◆ **Requirements**
Pull out every line in the data that has the string "this" in it.

◆ **Entries taken from a collection**
+ + +

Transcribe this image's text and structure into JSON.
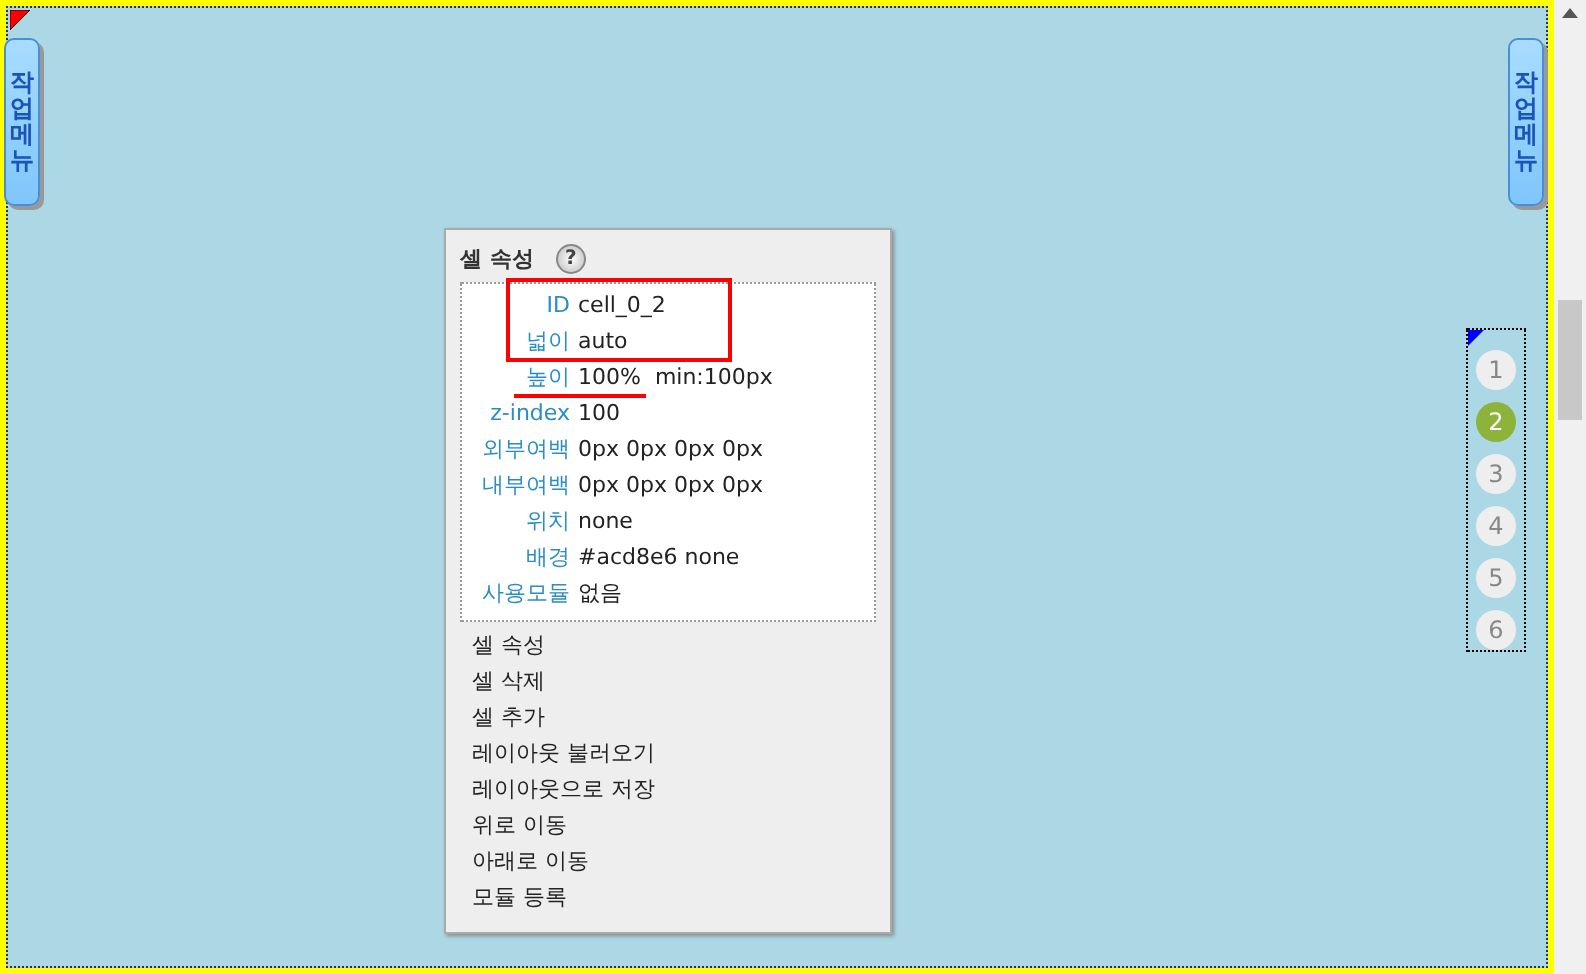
{
  "side_tabs": [
    {
      "label": "작업메뉴"
    },
    {
      "label": "작업메뉴"
    }
  ],
  "panel": {
    "title": "셀 속성",
    "help": "?",
    "properties": [
      {
        "label": "ID",
        "value": "cell_0_2"
      },
      {
        "label": "넓이",
        "value": "auto"
      },
      {
        "label": "높이",
        "value": "100%  min:100px"
      },
      {
        "label": "z-index",
        "value": "100"
      },
      {
        "label": "외부여백",
        "value": "0px 0px 0px 0px"
      },
      {
        "label": "내부여백",
        "value": "0px 0px 0px 0px"
      },
      {
        "label": "위치",
        "value": "none"
      },
      {
        "label": "배경",
        "value": "#acd8e6 none"
      },
      {
        "label": "사용모듈",
        "value": "없음"
      }
    ],
    "menu": [
      "셀 속성",
      "셀 삭제",
      "셀 추가",
      "레이아웃 불러오기",
      "레이아웃으로 저장",
      "위로 이동",
      "아래로 이동",
      "모듈 등록"
    ]
  },
  "pager": [
    {
      "label": "1",
      "selected": false
    },
    {
      "label": "2",
      "selected": true
    },
    {
      "label": "3",
      "selected": false
    },
    {
      "label": "4",
      "selected": false
    },
    {
      "label": "5",
      "selected": false
    },
    {
      "label": "6",
      "selected": false
    }
  ]
}
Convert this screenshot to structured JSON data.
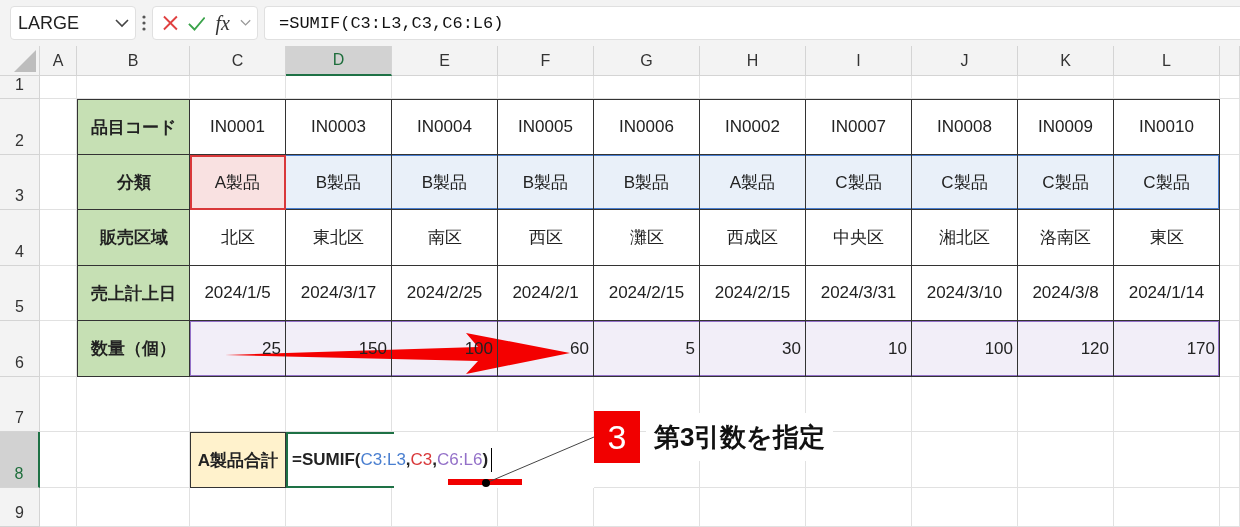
{
  "name_box": {
    "value": "LARGE"
  },
  "formula_bar": {
    "fx": "fx",
    "formula": "=SUMIF(C3:L3,C3,C6:L6)"
  },
  "columns": [
    {
      "label": "A",
      "selected": false
    },
    {
      "label": "B",
      "selected": false
    },
    {
      "label": "C",
      "selected": false
    },
    {
      "label": "D",
      "selected": true
    },
    {
      "label": "E",
      "selected": false
    },
    {
      "label": "F",
      "selected": false
    },
    {
      "label": "G",
      "selected": false
    },
    {
      "label": "H",
      "selected": false
    },
    {
      "label": "I",
      "selected": false
    },
    {
      "label": "J",
      "selected": false
    },
    {
      "label": "K",
      "selected": false
    },
    {
      "label": "L",
      "selected": false
    }
  ],
  "row_numbers": [
    {
      "label": "1",
      "selected": false
    },
    {
      "label": "2",
      "selected": false
    },
    {
      "label": "3",
      "selected": false
    },
    {
      "label": "4",
      "selected": false
    },
    {
      "label": "5",
      "selected": false
    },
    {
      "label": "6",
      "selected": false
    },
    {
      "label": "7",
      "selected": false
    },
    {
      "label": "8",
      "selected": true
    },
    {
      "label": "9",
      "selected": false
    }
  ],
  "table": {
    "rows": [
      {
        "kind": "text",
        "header": "品目コード",
        "cells": [
          {
            "text": "IN0001"
          },
          {
            "text": "IN0003"
          },
          {
            "text": "IN0004"
          },
          {
            "text": "IN0005"
          },
          {
            "text": "IN0006"
          },
          {
            "text": "IN0002"
          },
          {
            "text": "IN0007"
          },
          {
            "text": "IN0008"
          },
          {
            "text": "IN0009"
          },
          {
            "text": "IN0010"
          }
        ]
      },
      {
        "kind": "text",
        "header": "分類",
        "color": "#4a7fd0",
        "cells": [
          {
            "text": "A製品",
            "color": "#d9383a"
          },
          {
            "text": "B製品"
          },
          {
            "text": "B製品"
          },
          {
            "text": "B製品"
          },
          {
            "text": "B製品"
          },
          {
            "text": "A製品"
          },
          {
            "text": "C製品"
          },
          {
            "text": "C製品"
          },
          {
            "text": "C製品"
          },
          {
            "text": "C製品"
          }
        ]
      },
      {
        "kind": "text",
        "header": "販売区域",
        "cells": [
          {
            "text": "北区"
          },
          {
            "text": "東北区"
          },
          {
            "text": "南区"
          },
          {
            "text": "西区"
          },
          {
            "text": "灘区"
          },
          {
            "text": "西成区"
          },
          {
            "text": "中央区"
          },
          {
            "text": "湘北区"
          },
          {
            "text": "洛南区"
          },
          {
            "text": "東区"
          }
        ]
      },
      {
        "kind": "text",
        "header": "売上計上日",
        "cells": [
          {
            "text": "2024/1/5"
          },
          {
            "text": "2024/3/17"
          },
          {
            "text": "2024/2/25"
          },
          {
            "text": "2024/2/1"
          },
          {
            "text": "2024/2/15"
          },
          {
            "text": "2024/2/15"
          },
          {
            "text": "2024/3/31"
          },
          {
            "text": "2024/3/10"
          },
          {
            "text": "2024/3/8"
          },
          {
            "text": "2024/1/14"
          }
        ]
      },
      {
        "kind": "number",
        "header": "数量（個）",
        "color": "#9370c8",
        "cells": [
          {
            "text": "25"
          },
          {
            "text": "150"
          },
          {
            "text": "100"
          },
          {
            "text": "60"
          },
          {
            "text": "5"
          },
          {
            "text": "30"
          },
          {
            "text": "10"
          },
          {
            "text": "100"
          },
          {
            "text": "120"
          },
          {
            "text": "170"
          }
        ]
      }
    ]
  },
  "total": {
    "label": "A製品合計",
    "formula_parts": [
      {
        "text": "=SUMIF("
      },
      {
        "text": "C3:L3",
        "color": "#4a7fd0"
      },
      {
        "text": ","
      },
      {
        "text": "C3",
        "color": "#d9383a"
      },
      {
        "text": ","
      },
      {
        "text": "C6:L6",
        "color": "#9370c8"
      },
      {
        "text": ")"
      }
    ]
  },
  "callout": {
    "number": "3",
    "text": "第3引数を指定"
  }
}
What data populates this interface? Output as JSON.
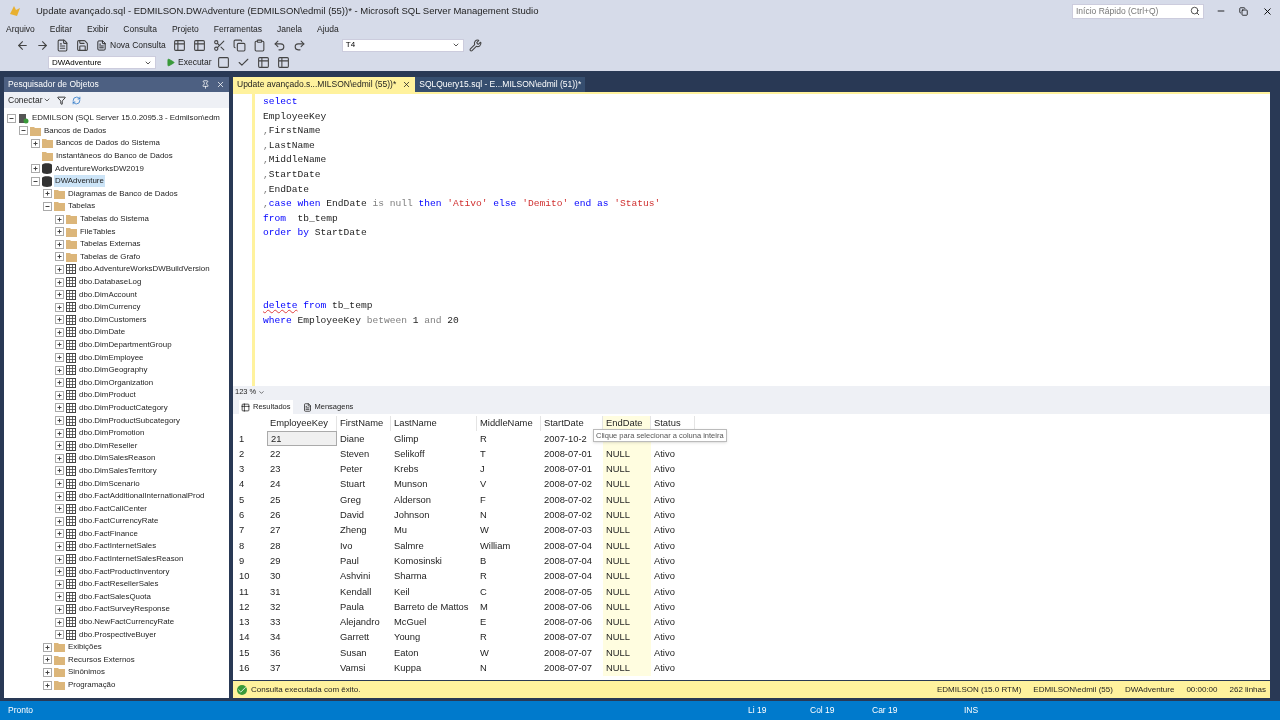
{
  "window": {
    "title": "Update avançado.sql - EDMILSON.DWAdventure (EDMILSON\\edmil (55))* - Microsoft SQL Server Management Studio",
    "quick_launch": {
      "placeholder": "Início Rápido (Ctrl+Q)"
    }
  },
  "menu": [
    "Arquivo",
    "Editar",
    "Exibir",
    "Consulta",
    "Projeto",
    "Ferramentas",
    "Janela",
    "Ajuda"
  ],
  "toolbar": {
    "new_query": "Nova Consulta",
    "solution_config": "T4",
    "database": "DWAdventure",
    "execute": "Executar"
  },
  "object_explorer": {
    "title": "Pesquisador de Objetos",
    "connect": "Conectar",
    "tree": [
      {
        "label": "EDMILSON (SQL Server 15.0.2095.3 - Edmilson\\edm",
        "kind": "server",
        "expanded": true,
        "children": [
          {
            "label": "Bancos de Dados",
            "kind": "folder",
            "expanded": true,
            "children": [
              {
                "label": "Bancos de Dados do Sistema",
                "kind": "folder",
                "expanded": false
              },
              {
                "label": "Instantâneos do Banco de Dados",
                "kind": "folder"
              },
              {
                "label": "AdventureWorksDW2019",
                "kind": "database",
                "expanded": false
              },
              {
                "label": "DWAdventure",
                "kind": "database",
                "expanded": true,
                "selected": true,
                "children": [
                  {
                    "label": "Diagramas de Banco de Dados",
                    "kind": "folder",
                    "expanded": false
                  },
                  {
                    "label": "Tabelas",
                    "kind": "folder",
                    "expanded": true,
                    "children": [
                      {
                        "label": "Tabelas do Sistema",
                        "kind": "folder",
                        "expanded": false
                      },
                      {
                        "label": "FileTables",
                        "kind": "folder",
                        "expanded": false
                      },
                      {
                        "label": "Tabelas Externas",
                        "kind": "folder",
                        "expanded": false
                      },
                      {
                        "label": "Tabelas de Grafo",
                        "kind": "folder",
                        "expanded": false
                      },
                      {
                        "label": "dbo.AdventureWorksDWBuildVersion",
                        "kind": "table",
                        "expanded": false
                      },
                      {
                        "label": "dbo.DatabaseLog",
                        "kind": "table",
                        "expanded": false
                      },
                      {
                        "label": "dbo.DimAccount",
                        "kind": "table",
                        "expanded": false
                      },
                      {
                        "label": "dbo.DimCurrency",
                        "kind": "table",
                        "expanded": false
                      },
                      {
                        "label": "dbo.DimCustomers",
                        "kind": "table",
                        "expanded": false
                      },
                      {
                        "label": "dbo.DimDate",
                        "kind": "table",
                        "expanded": false
                      },
                      {
                        "label": "dbo.DimDepartmentGroup",
                        "kind": "table",
                        "expanded": false
                      },
                      {
                        "label": "dbo.DimEmployee",
                        "kind": "table",
                        "expanded": false
                      },
                      {
                        "label": "dbo.DimGeography",
                        "kind": "table",
                        "expanded": false
                      },
                      {
                        "label": "dbo.DimOrganization",
                        "kind": "table",
                        "expanded": false
                      },
                      {
                        "label": "dbo.DimProduct",
                        "kind": "table",
                        "expanded": false
                      },
                      {
                        "label": "dbo.DimProductCategory",
                        "kind": "table",
                        "expanded": false
                      },
                      {
                        "label": "dbo.DimProductSubcategory",
                        "kind": "table",
                        "expanded": false
                      },
                      {
                        "label": "dbo.DimPromotion",
                        "kind": "table",
                        "expanded": false
                      },
                      {
                        "label": "dbo.DimReseller",
                        "kind": "table",
                        "expanded": false
                      },
                      {
                        "label": "dbo.DimSalesReason",
                        "kind": "table",
                        "expanded": false
                      },
                      {
                        "label": "dbo.DimSalesTerritory",
                        "kind": "table",
                        "expanded": false
                      },
                      {
                        "label": "dbo.DimScenario",
                        "kind": "table",
                        "expanded": false
                      },
                      {
                        "label": "dbo.FactAdditionalInternationalProd",
                        "kind": "table",
                        "expanded": false
                      },
                      {
                        "label": "dbo.FactCallCenter",
                        "kind": "table",
                        "expanded": false
                      },
                      {
                        "label": "dbo.FactCurrencyRate",
                        "kind": "table",
                        "expanded": false
                      },
                      {
                        "label": "dbo.FactFinance",
                        "kind": "table",
                        "expanded": false
                      },
                      {
                        "label": "dbo.FactInternetSales",
                        "kind": "table",
                        "expanded": false
                      },
                      {
                        "label": "dbo.FactInternetSalesReason",
                        "kind": "table",
                        "expanded": false
                      },
                      {
                        "label": "dbo.FactProductInventory",
                        "kind": "table",
                        "expanded": false
                      },
                      {
                        "label": "dbo.FactResellerSales",
                        "kind": "table",
                        "expanded": false
                      },
                      {
                        "label": "dbo.FactSalesQuota",
                        "kind": "table",
                        "expanded": false
                      },
                      {
                        "label": "dbo.FactSurveyResponse",
                        "kind": "table",
                        "expanded": false
                      },
                      {
                        "label": "dbo.NewFactCurrencyRate",
                        "kind": "table",
                        "expanded": false
                      },
                      {
                        "label": "dbo.ProspectiveBuyer",
                        "kind": "table",
                        "expanded": false
                      }
                    ]
                  },
                  {
                    "label": "Exibições",
                    "kind": "folder",
                    "expanded": false
                  },
                  {
                    "label": "Recursos Externos",
                    "kind": "folder",
                    "expanded": false
                  },
                  {
                    "label": "Sinônimos",
                    "kind": "folder",
                    "expanded": false
                  },
                  {
                    "label": "Programação",
                    "kind": "folder",
                    "expanded": false
                  }
                ]
              }
            ]
          }
        ]
      }
    ]
  },
  "editor_tabs": [
    {
      "label": "Update avançado.s...MILSON\\edmil (55))*",
      "selected": true
    },
    {
      "label": "SQLQuery15.sql - E...MILSON\\edmil (51))*",
      "selected": false
    }
  ],
  "code_blocks": [
    {
      "lines": [
        [
          {
            "text": "select",
            "kind": "keyword"
          }
        ],
        [
          {
            "text": "EmployeeKey",
            "kind": "plain"
          }
        ],
        [
          {
            "text": ",",
            "kind": "operator"
          },
          {
            "text": "FirstName",
            "kind": "plain"
          }
        ],
        [
          {
            "text": ",",
            "kind": "operator"
          },
          {
            "text": "LastName",
            "kind": "plain"
          }
        ],
        [
          {
            "text": ",",
            "kind": "operator"
          },
          {
            "text": "MiddleName",
            "kind": "plain"
          }
        ],
        [
          {
            "text": ",",
            "kind": "operator"
          },
          {
            "text": "StartDate",
            "kind": "plain"
          }
        ],
        [
          {
            "text": ",",
            "kind": "operator"
          },
          {
            "text": "EndDate",
            "kind": "plain"
          }
        ],
        [
          {
            "text": ",",
            "kind": "operator"
          },
          {
            "text": "case",
            "kind": "keyword"
          },
          {
            "text": " when",
            "kind": "keyword"
          },
          {
            "text": " EndDate ",
            "kind": "plain"
          },
          {
            "text": "is null",
            "kind": "operator"
          },
          {
            "text": " then",
            "kind": "keyword"
          },
          {
            "text": " 'Ativo'",
            "kind": "string"
          },
          {
            "text": " else",
            "kind": "keyword"
          },
          {
            "text": " 'Demito'",
            "kind": "string"
          },
          {
            "text": " end",
            "kind": "keyword"
          },
          {
            "text": " as",
            "kind": "keyword"
          },
          {
            "text": " 'Status'",
            "kind": "string"
          }
        ],
        [
          {
            "text": "from",
            "kind": "keyword"
          },
          {
            "text": "  tb_temp",
            "kind": "plain"
          }
        ],
        [
          {
            "text": "order by",
            "kind": "keyword"
          },
          {
            "text": " StartDate",
            "kind": "plain"
          }
        ]
      ]
    },
    {
      "lines": [
        [
          {
            "text": "delete",
            "kind": "error_keyword"
          },
          {
            "text": " from",
            "kind": "keyword"
          },
          {
            "text": " tb_temp",
            "kind": "plain"
          }
        ],
        [
          {
            "text": "where",
            "kind": "keyword"
          },
          {
            "text": " EmployeeKey ",
            "kind": "plain"
          },
          {
            "text": "between",
            "kind": "operator"
          },
          {
            "text": " 1 ",
            "kind": "plain"
          },
          {
            "text": "and",
            "kind": "operator"
          },
          {
            "text": " 20",
            "kind": "plain"
          }
        ]
      ]
    }
  ],
  "zoom": "123 %",
  "result_tabs": [
    {
      "label": "Resultados",
      "selected": true
    },
    {
      "label": "Mensagens",
      "selected": false
    }
  ],
  "grid": {
    "columns": [
      {
        "label": "EmployeeKey",
        "selected": false
      },
      {
        "label": "FirstName",
        "selected": false
      },
      {
        "label": "LastName",
        "selected": false
      },
      {
        "label": "MiddleName",
        "selected": false
      },
      {
        "label": "StartDate",
        "selected": false
      },
      {
        "label": "EndDate",
        "selected": true
      },
      {
        "label": "Status",
        "selected": false
      }
    ],
    "tooltip": "Clique para selecionar a coluna inteira",
    "rows": [
      {
        "number": "1",
        "focused": true,
        "cells": [
          "21",
          "Diane",
          "Glimp",
          "R",
          "2007-10-2"
        ]
      },
      {
        "number": "2",
        "focused": false,
        "cells": [
          "22",
          "Steven",
          "Selikoff",
          "T",
          "2008-07-01",
          "NULL",
          "Ativo"
        ]
      },
      {
        "number": "3",
        "focused": false,
        "cells": [
          "23",
          "Peter",
          "Krebs",
          "J",
          "2008-07-01",
          "NULL",
          "Ativo"
        ]
      },
      {
        "number": "4",
        "focused": false,
        "cells": [
          "24",
          "Stuart",
          "Munson",
          "V",
          "2008-07-02",
          "NULL",
          "Ativo"
        ]
      },
      {
        "number": "5",
        "focused": false,
        "cells": [
          "25",
          "Greg",
          "Alderson",
          "F",
          "2008-07-02",
          "NULL",
          "Ativo"
        ]
      },
      {
        "number": "6",
        "focused": false,
        "cells": [
          "26",
          "David",
          "Johnson",
          "N",
          "2008-07-02",
          "NULL",
          "Ativo"
        ]
      },
      {
        "number": "7",
        "focused": false,
        "cells": [
          "27",
          "Zheng",
          "Mu",
          "W",
          "2008-07-03",
          "NULL",
          "Ativo"
        ]
      },
      {
        "number": "8",
        "focused": false,
        "cells": [
          "28",
          "Ivo",
          "Salmre",
          "William",
          "2008-07-04",
          "NULL",
          "Ativo"
        ]
      },
      {
        "number": "9",
        "focused": false,
        "cells": [
          "29",
          "Paul",
          "Komosinski",
          "B",
          "2008-07-04",
          "NULL",
          "Ativo"
        ]
      },
      {
        "number": "10",
        "focused": false,
        "cells": [
          "30",
          "Ashvini",
          "Sharma",
          "R",
          "2008-07-04",
          "NULL",
          "Ativo"
        ]
      },
      {
        "number": "11",
        "focused": false,
        "cells": [
          "31",
          "Kendall",
          "Keil",
          "C",
          "2008-07-05",
          "NULL",
          "Ativo"
        ]
      },
      {
        "number": "12",
        "focused": false,
        "cells": [
          "32",
          "Paula",
          "Barreto de Mattos",
          "M",
          "2008-07-06",
          "NULL",
          "Ativo"
        ]
      },
      {
        "number": "13",
        "focused": false,
        "cells": [
          "33",
          "Alejandro",
          "McGuel",
          "E",
          "2008-07-06",
          "NULL",
          "Ativo"
        ]
      },
      {
        "number": "14",
        "focused": false,
        "cells": [
          "34",
          "Garrett",
          "Young",
          "R",
          "2008-07-07",
          "NULL",
          "Ativo"
        ]
      },
      {
        "number": "15",
        "focused": false,
        "cells": [
          "36",
          "Susan",
          "Eaton",
          "W",
          "2008-07-07",
          "NULL",
          "Ativo"
        ]
      },
      {
        "number": "16",
        "focused": false,
        "cells": [
          "37",
          "Vamsi",
          "Kuppa",
          "N",
          "2008-07-07",
          "NULL",
          "Ativo"
        ]
      }
    ]
  },
  "query_status": {
    "message": "Consulta executada com êxito.",
    "server": "EDMILSON (15.0 RTM)",
    "login": "EDMILSON\\edmil (55)",
    "database": "DWAdventure",
    "elapsed": "00:00:00",
    "rows": "262 linhas"
  },
  "status_bar": {
    "state": "Pronto",
    "line": "Li 19",
    "column": "Col 19",
    "char": "Car 19",
    "mode": "INS"
  }
}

+ + +

◆ **Response to the exercise**
Transcribe this image's text and structure into JSON.
Convert this screenshot to structured JSON data.
What data populates this interface? Output as JSON.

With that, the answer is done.